## What is needed
Pictures within the data are to be left out; everything else must be reproduced exactly.

## Input
• • • •

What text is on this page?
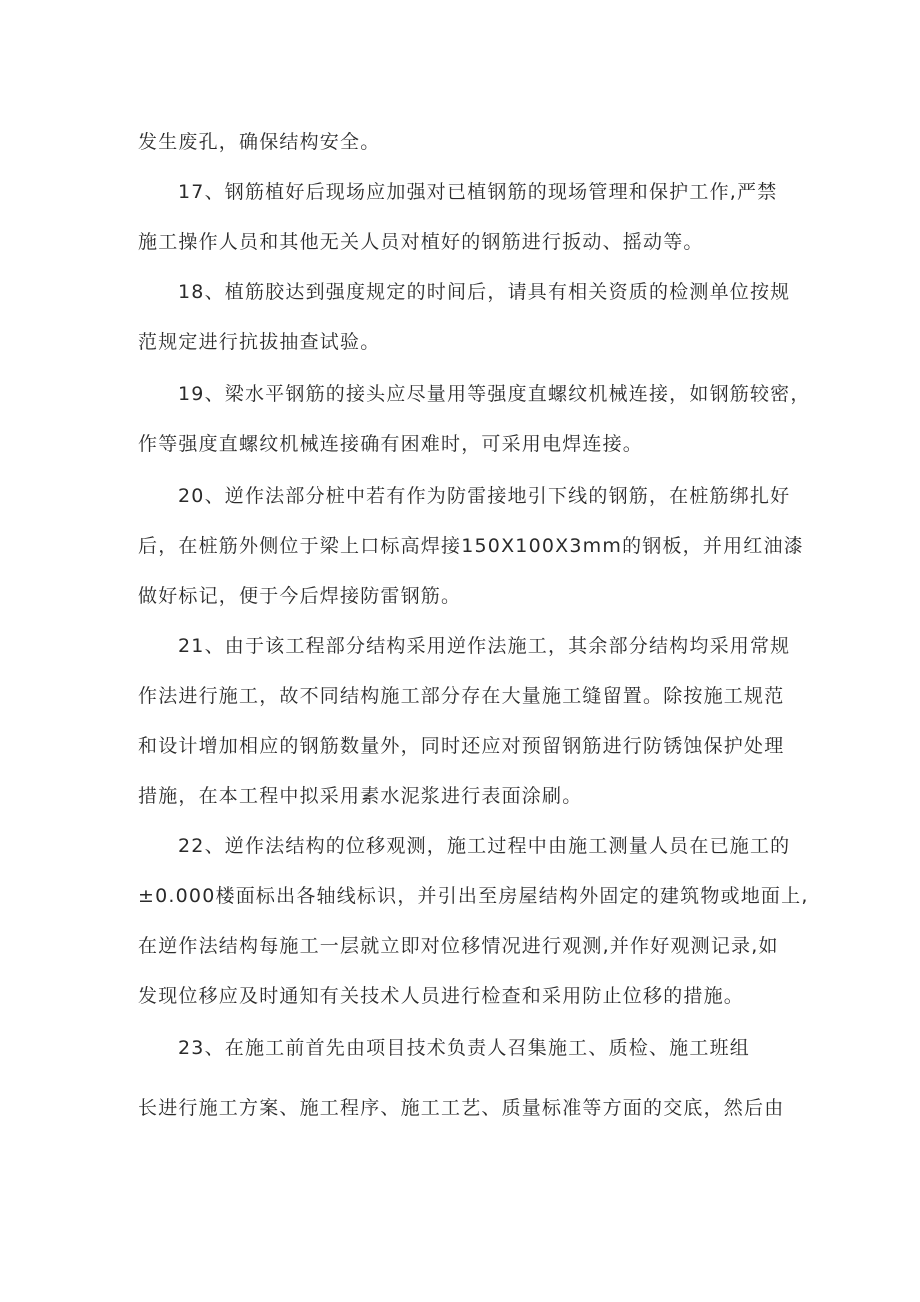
发生废孔，确保结构安全。
17、钢筋植好后现场应加强对已植钢筋的现场管理和保护工作,严禁
施工操作人员和其他无关人员对植好的钢筋进行扳动、摇动等。
18、植筋胶达到强度规定的时间后，请具有相关资质的检测单位按规
范规定进行抗拔抽查试验。
19、梁水平钢筋的接头应尽量用等强度直螺纹机械连接，如钢筋较密，
作等强度直螺纹机械连接确有困难时，可采用电焊连接。
20、逆作法部分桩中若有作为防雷接地引下线的钢筋，在桩筋绑扎好
后，在桩筋外侧位于梁上口标高焊接150X100X3mm的钢板，并用红油漆
做好标记，便于今后焊接防雷钢筋。
21、由于该工程部分结构采用逆作法施工，其余部分结构均采用常规
作法进行施工，故不同结构施工部分存在大量施工缝留置。除按施工规范
和设计增加相应的钢筋数量外，同时还应对预留钢筋进行防锈蚀保护处理
措施，在本工程中拟采用素水泥浆进行表面涂刷。
22、逆作法结构的位移观测，施工过程中由施工测量人员在已施工的
±0.000楼面标出各轴线标识，并引出至房屋结构外固定的建筑物或地面上,
在逆作法结构每施工一层就立即对位移情况进行观测,并作好观测记录,如
发现位移应及时通知有关技术人员进行检查和采用防止位移的措施。
23、在施工前首先由项目技术负责人召集施工、质检、施工班组
长进行施工方案、施工程序、施工工艺、质量标准等方面的交底，然后由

• • • •

## Exercise result
What text is on this page?
发生废孔，确保结构安全。
17、钢筋植好后现场应加强对已植钢筋的现场管理和保护工作,严禁
施工操作人员和其他无关人员对植好的钢筋进行扳动、摇动等。
18、植筋胶达到强度规定的时间后，请具有相关资质的检测单位按规
范规定进行抗拔抽查试验。
19、梁水平钢筋的接头应尽量用等强度直螺纹机械连接，如钢筋较密，
作等强度直螺纹机械连接确有困难时，可采用电焊连接。
20、逆作法部分桩中若有作为防雷接地引下线的钢筋，在桩筋绑扎好
后，在桩筋外侧位于梁上口标高焊接150X100X3mm的钢板，并用红油漆
做好标记，便于今后焊接防雷钢筋。
21、由于该工程部分结构采用逆作法施工，其余部分结构均采用常规
作法进行施工，故不同结构施工部分存在大量施工缝留置。除按施工规范
和设计增加相应的钢筋数量外，同时还应对预留钢筋进行防锈蚀保护处理
措施，在本工程中拟采用素水泥浆进行表面涂刷。
22、逆作法结构的位移观测，施工过程中由施工测量人员在已施工的
±0.000楼面标出各轴线标识，并引出至房屋结构外固定的建筑物或地面上,
在逆作法结构每施工一层就立即对位移情况进行观测,并作好观测记录,如
发现位移应及时通知有关技术人员进行检查和采用防止位移的措施。
23、在施工前首先由项目技术负责人召集施工、质检、施工班组
长进行施工方案、施工程序、施工工艺、质量标准等方面的交底，然后由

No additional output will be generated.